--- Begin Data for processing ---
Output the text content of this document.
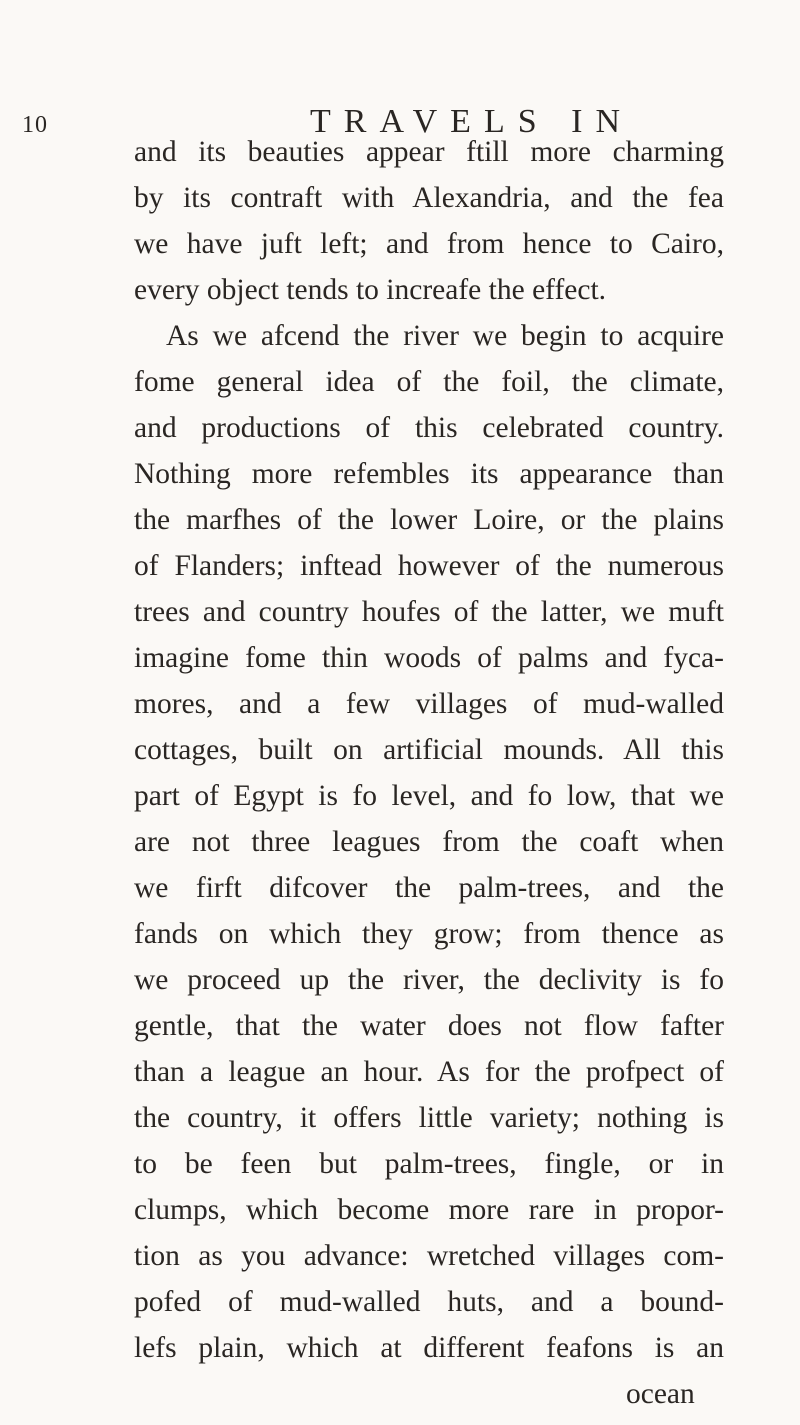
10	TRAVELS IN
and its beauties appear ftill more charming
by its contraft with Alexandria, and the fea
we have juft left; and from hence to Cairo,
every object tends to increafe the effect.
As we afcend the river we begin to acquire
fome general idea of the foil, the climate,
and productions of this celebrated country.
Nothing more refembles its appearance than
the marfhes of the lower Loire, or the plains
of Flanders; inftead however of the numerous
trees and country houfes of the latter, we muft
imagine fome thin woods of palms and fyca-
mores, and a few villages of mud-walled
cottages, built on artificial mounds. All this
part of Egypt is fo level, and fo low, that we
are not three leagues from the coaft when
we firft difcover the palm-trees, and the
fands on which they grow; from thence as
we proceed up the river, the declivity is fo
gentle, that the water does not flow fafter
than a league an hour. As for the profpect of
the country, it offers little variety; nothing is
to be feen but palm-trees, fingle, or in
clumps, which become more rare in propor-
tion as you advance: wretched villages com-
pofed of mud-walled huts, and a bound-
lefs plain, which at different feafons is an
ocean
--- End Data for processing ---
Task brief:
Each entry above is to be written out again unchanged, apart from the pictures, which are left out.

Expected answer:
Output the text content of this document.
10	TRAVELS IN
and its beauties appear ftill more charming
by its contraft with Alexandria, and the fea
we have juft left; and from hence to Cairo,
every object tends to increafe the effect.
As we afcend the river we begin to acquire
fome general idea of the foil, the climate,
and productions of this celebrated country.
Nothing more refembles its appearance than
the marfhes of the lower Loire, or the plains
of Flanders; inftead however of the numerous
trees and country houfes of the latter, we muft
imagine fome thin woods of palms and fyca-
mores, and a few villages of mud-walled
cottages, built on artificial mounds. All this
part of Egypt is fo level, and fo low, that we
are not three leagues from the coaft when
we firft difcover the palm-trees, and the
fands on which they grow; from thence as
we proceed up the river, the declivity is fo
gentle, that the water does not flow fafter
than a league an hour. As for the profpect of
the country, it offers little variety; nothing is
to be feen but palm-trees, fingle, or in
clumps, which become more rare in propor-
tion as you advance: wretched villages com-
pofed of mud-walled huts, and a bound-
lefs plain, which at different feafons is an
ocean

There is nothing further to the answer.